■ Data records:
╔══

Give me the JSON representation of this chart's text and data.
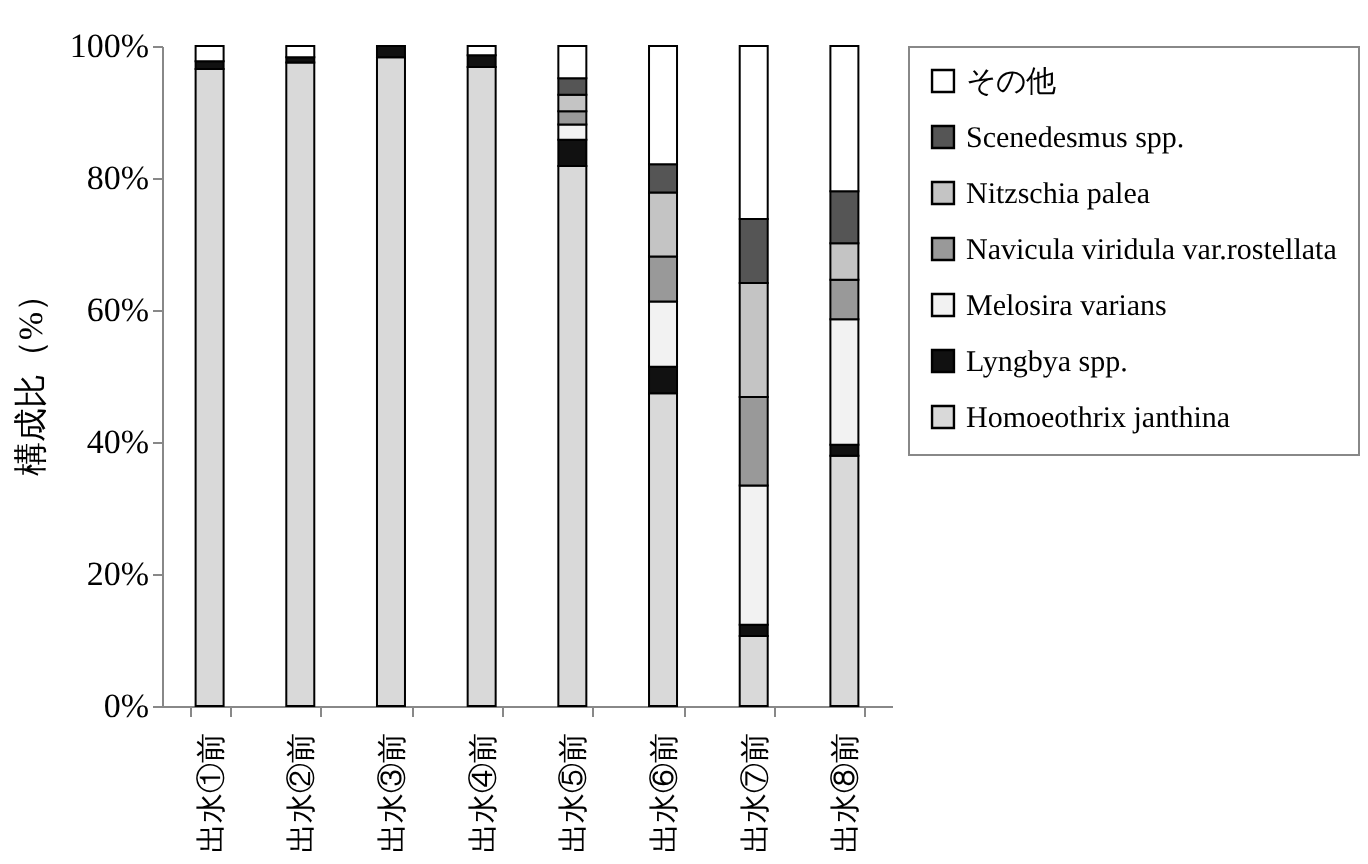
{
  "chart_data": {
    "type": "bar",
    "stacked": true,
    "ylabel": "構成比（%）",
    "categories": [
      "出水①前",
      "出水②前",
      "出水③前",
      "出水④前",
      "出水⑤前",
      "出水⑥前",
      "出水⑦前",
      "出水⑧前"
    ],
    "series": [
      {
        "name": "Homoeothrix janthina",
        "color": "#d9d9d9",
        "values": [
          96.5,
          97.5,
          98.3,
          96.8,
          81.8,
          47.4,
          10.6,
          37.9
        ]
      },
      {
        "name": "Lyngbya spp.",
        "color": "#111111",
        "values": [
          1.2,
          0.8,
          1.7,
          1.8,
          4.0,
          4.0,
          1.7,
          1.7
        ]
      },
      {
        "name": "Melosira varians",
        "color": "#f2f2f2",
        "values": [
          0,
          0,
          0,
          0,
          2.3,
          9.9,
          21.1,
          19.0
        ]
      },
      {
        "name": "Navicula viridula var.rostellata",
        "color": "#999999",
        "values": [
          0,
          0,
          0,
          0,
          2.0,
          6.8,
          13.4,
          6.0
        ]
      },
      {
        "name": "Nitzschia palea",
        "color": "#c4c4c4",
        "values": [
          0,
          0,
          0,
          0,
          2.5,
          9.7,
          17.3,
          5.5
        ]
      },
      {
        "name": "Scenedesmus spp.",
        "color": "#555555",
        "values": [
          0,
          0,
          0,
          0,
          2.5,
          4.3,
          9.7,
          7.9
        ]
      },
      {
        "name": "その他",
        "color": "#ffffff",
        "values": [
          2.3,
          1.7,
          0,
          1.4,
          4.9,
          17.9,
          26.2,
          22.0
        ]
      }
    ],
    "ylim": [
      0,
      100
    ],
    "yticks": [
      {
        "value": 0,
        "label": "0%"
      },
      {
        "value": 20,
        "label": "20%"
      },
      {
        "value": 40,
        "label": "40%"
      },
      {
        "value": 60,
        "label": "60%"
      },
      {
        "value": 80,
        "label": "80%"
      },
      {
        "value": 100,
        "label": "100%"
      }
    ],
    "grid": false,
    "legend": "right"
  }
}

╚══

■ Exercise instructions: Print the whole listing above once more, word for word, without its pictures.

■ Response:
Give me the JSON representation of this chart's text and data.
{
  "chart_data": {
    "type": "bar",
    "stacked": true,
    "ylabel": "構成比（%）",
    "categories": [
      "出水①前",
      "出水②前",
      "出水③前",
      "出水④前",
      "出水⑤前",
      "出水⑥前",
      "出水⑦前",
      "出水⑧前"
    ],
    "series": [
      {
        "name": "Homoeothrix janthina",
        "color": "#d9d9d9",
        "values": [
          96.5,
          97.5,
          98.3,
          96.8,
          81.8,
          47.4,
          10.6,
          37.9
        ]
      },
      {
        "name": "Lyngbya spp.",
        "color": "#111111",
        "values": [
          1.2,
          0.8,
          1.7,
          1.8,
          4.0,
          4.0,
          1.7,
          1.7
        ]
      },
      {
        "name": "Melosira varians",
        "color": "#f2f2f2",
        "values": [
          0,
          0,
          0,
          0,
          2.3,
          9.9,
          21.1,
          19.0
        ]
      },
      {
        "name": "Navicula viridula var.rostellata",
        "color": "#999999",
        "values": [
          0,
          0,
          0,
          0,
          2.0,
          6.8,
          13.4,
          6.0
        ]
      },
      {
        "name": "Nitzschia palea",
        "color": "#c4c4c4",
        "values": [
          0,
          0,
          0,
          0,
          2.5,
          9.7,
          17.3,
          5.5
        ]
      },
      {
        "name": "Scenedesmus spp.",
        "color": "#555555",
        "values": [
          0,
          0,
          0,
          0,
          2.5,
          4.3,
          9.7,
          7.9
        ]
      },
      {
        "name": "その他",
        "color": "#ffffff",
        "values": [
          2.3,
          1.7,
          0,
          1.4,
          4.9,
          17.9,
          26.2,
          22.0
        ]
      }
    ],
    "ylim": [
      0,
      100
    ],
    "yticks": [
      {
        "value": 0,
        "label": "0%"
      },
      {
        "value": 20,
        "label": "20%"
      },
      {
        "value": 40,
        "label": "40%"
      },
      {
        "value": 60,
        "label": "60%"
      },
      {
        "value": 80,
        "label": "80%"
      },
      {
        "value": 100,
        "label": "100%"
      }
    ],
    "grid": false,
    "legend": "right"
  }
}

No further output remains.